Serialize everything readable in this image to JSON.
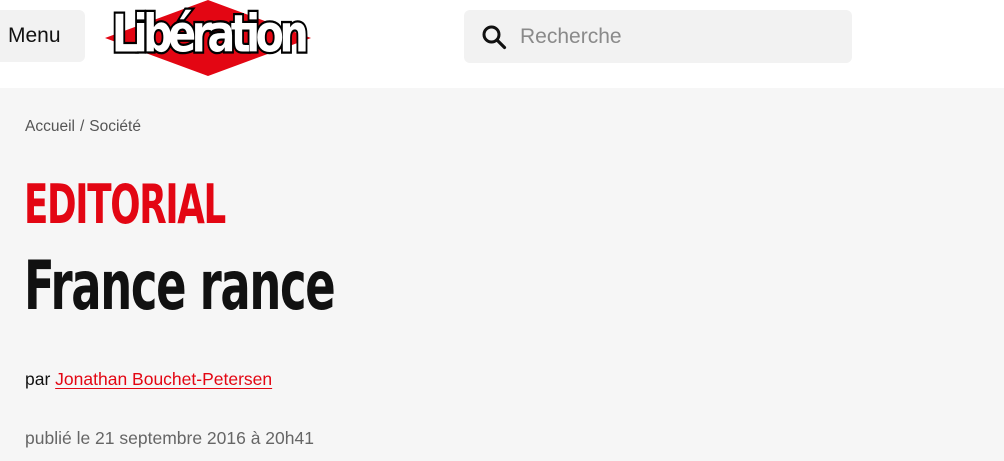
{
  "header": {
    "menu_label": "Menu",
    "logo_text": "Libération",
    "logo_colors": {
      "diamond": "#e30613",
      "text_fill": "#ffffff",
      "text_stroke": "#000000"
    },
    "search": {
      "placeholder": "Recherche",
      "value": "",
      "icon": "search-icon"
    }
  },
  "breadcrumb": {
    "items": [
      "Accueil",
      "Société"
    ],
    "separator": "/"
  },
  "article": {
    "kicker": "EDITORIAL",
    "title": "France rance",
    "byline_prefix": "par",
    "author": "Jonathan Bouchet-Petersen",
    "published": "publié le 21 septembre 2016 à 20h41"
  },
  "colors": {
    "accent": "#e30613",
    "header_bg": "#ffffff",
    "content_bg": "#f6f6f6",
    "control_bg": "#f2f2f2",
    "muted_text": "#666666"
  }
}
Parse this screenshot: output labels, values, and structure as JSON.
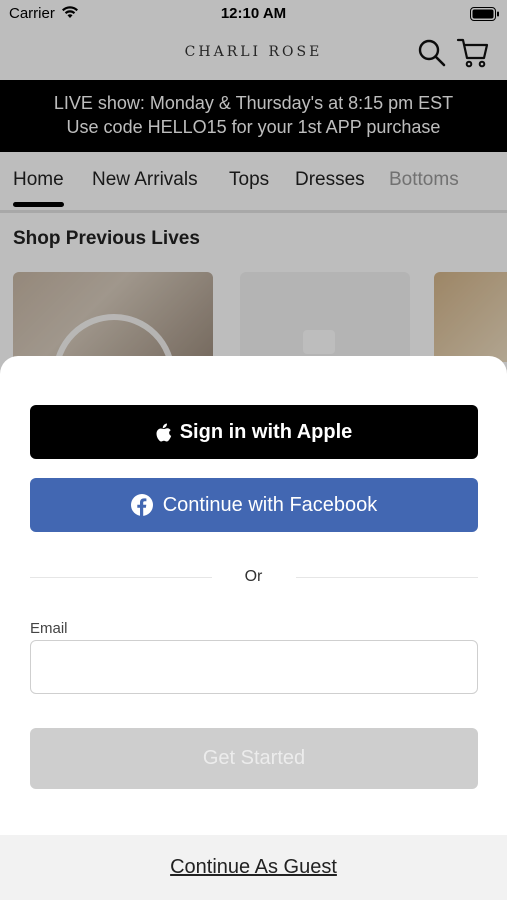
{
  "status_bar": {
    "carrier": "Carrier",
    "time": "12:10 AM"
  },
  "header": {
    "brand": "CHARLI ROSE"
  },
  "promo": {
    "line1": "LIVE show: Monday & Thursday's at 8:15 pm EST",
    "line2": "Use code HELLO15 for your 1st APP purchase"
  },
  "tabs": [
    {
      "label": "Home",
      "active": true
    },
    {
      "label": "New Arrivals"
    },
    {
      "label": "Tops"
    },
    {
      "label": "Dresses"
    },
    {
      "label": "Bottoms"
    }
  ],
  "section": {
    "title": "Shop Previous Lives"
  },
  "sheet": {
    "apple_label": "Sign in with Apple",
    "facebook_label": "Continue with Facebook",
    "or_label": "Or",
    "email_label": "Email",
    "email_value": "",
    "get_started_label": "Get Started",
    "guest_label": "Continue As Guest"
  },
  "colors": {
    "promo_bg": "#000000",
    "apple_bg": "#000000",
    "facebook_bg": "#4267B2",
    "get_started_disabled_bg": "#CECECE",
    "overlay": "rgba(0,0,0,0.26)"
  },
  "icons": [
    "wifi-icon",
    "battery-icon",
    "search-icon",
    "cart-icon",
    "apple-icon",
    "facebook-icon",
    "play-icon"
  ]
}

○ ○ ○ ○ ○

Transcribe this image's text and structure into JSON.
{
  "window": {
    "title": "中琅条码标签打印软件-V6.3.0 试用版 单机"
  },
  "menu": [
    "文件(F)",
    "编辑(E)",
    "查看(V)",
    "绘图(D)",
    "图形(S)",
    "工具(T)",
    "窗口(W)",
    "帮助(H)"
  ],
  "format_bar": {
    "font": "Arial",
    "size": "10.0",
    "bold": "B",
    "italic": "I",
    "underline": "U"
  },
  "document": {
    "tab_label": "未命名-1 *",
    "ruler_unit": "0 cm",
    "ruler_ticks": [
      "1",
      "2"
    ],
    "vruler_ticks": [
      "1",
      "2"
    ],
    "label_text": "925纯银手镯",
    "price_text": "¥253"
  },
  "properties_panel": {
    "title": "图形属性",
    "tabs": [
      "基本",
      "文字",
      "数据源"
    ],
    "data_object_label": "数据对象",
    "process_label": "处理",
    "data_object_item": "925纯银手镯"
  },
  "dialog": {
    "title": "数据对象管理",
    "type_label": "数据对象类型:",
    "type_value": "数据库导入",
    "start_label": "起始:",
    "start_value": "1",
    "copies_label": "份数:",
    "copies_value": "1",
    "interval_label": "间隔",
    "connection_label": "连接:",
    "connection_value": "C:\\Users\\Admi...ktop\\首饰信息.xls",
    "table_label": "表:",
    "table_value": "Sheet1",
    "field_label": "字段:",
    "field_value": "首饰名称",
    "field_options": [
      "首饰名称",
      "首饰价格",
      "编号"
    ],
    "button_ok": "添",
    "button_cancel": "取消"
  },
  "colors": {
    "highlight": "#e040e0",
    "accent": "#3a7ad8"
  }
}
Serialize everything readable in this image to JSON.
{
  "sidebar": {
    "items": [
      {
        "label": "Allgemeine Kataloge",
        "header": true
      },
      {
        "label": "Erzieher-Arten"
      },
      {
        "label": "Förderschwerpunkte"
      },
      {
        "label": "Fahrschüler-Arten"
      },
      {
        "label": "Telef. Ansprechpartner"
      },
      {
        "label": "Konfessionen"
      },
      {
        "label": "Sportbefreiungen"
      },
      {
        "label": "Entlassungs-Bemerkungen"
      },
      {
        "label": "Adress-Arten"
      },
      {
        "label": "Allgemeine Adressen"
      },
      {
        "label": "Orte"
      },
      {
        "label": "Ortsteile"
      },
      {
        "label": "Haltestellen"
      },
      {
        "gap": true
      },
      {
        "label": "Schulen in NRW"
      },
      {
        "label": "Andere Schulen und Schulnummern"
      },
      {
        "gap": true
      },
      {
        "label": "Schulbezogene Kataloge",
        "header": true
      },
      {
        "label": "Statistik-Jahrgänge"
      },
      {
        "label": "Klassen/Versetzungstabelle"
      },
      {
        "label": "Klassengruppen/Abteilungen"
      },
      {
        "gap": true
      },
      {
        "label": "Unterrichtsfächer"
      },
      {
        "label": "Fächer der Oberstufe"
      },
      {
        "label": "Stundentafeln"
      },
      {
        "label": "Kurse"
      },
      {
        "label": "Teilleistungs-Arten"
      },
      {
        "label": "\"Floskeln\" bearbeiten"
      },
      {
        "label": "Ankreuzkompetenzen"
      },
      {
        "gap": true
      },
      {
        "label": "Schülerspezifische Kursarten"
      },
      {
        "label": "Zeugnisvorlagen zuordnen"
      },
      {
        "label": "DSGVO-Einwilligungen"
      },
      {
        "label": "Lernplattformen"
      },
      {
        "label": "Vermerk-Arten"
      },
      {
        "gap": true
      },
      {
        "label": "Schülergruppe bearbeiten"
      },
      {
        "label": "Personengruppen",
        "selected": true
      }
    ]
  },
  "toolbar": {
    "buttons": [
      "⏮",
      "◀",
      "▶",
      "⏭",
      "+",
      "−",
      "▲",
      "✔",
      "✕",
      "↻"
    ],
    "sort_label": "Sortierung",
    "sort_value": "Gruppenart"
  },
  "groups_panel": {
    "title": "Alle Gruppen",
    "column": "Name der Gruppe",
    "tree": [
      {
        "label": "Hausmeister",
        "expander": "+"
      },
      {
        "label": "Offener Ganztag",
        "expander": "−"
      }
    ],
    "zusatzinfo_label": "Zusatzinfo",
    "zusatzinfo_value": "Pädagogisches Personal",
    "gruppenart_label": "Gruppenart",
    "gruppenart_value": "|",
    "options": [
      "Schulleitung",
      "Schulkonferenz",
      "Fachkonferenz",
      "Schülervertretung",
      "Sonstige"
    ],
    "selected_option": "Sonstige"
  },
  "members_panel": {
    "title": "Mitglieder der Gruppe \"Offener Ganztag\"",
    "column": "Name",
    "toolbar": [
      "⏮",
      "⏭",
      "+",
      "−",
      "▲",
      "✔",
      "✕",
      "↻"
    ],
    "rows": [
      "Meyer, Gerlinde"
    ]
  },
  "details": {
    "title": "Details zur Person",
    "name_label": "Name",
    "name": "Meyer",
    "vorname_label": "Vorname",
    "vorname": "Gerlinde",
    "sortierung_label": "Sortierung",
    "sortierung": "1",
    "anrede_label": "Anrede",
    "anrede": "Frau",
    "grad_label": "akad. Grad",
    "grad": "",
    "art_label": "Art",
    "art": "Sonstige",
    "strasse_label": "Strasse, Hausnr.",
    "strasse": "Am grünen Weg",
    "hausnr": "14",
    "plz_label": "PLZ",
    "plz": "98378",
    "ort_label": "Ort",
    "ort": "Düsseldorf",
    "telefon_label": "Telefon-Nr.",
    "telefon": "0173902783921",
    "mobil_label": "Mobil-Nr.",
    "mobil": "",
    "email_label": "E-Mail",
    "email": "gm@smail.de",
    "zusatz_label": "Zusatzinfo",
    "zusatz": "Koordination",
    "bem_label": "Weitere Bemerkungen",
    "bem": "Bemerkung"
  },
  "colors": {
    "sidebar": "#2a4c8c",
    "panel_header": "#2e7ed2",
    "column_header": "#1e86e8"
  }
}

○ ○ ○ ○ ○

#### WHAT THIS TASK INVOLVES
Using the material above, report each line where "JSON" occurs.

#### RESULT
Serialize everything readable in this image to JSON.
Parse this screenshot: output labels, values, and structure as JSON.
Transcribe this image's text and structure into JSON.
Serialize everything readable in this image to JSON.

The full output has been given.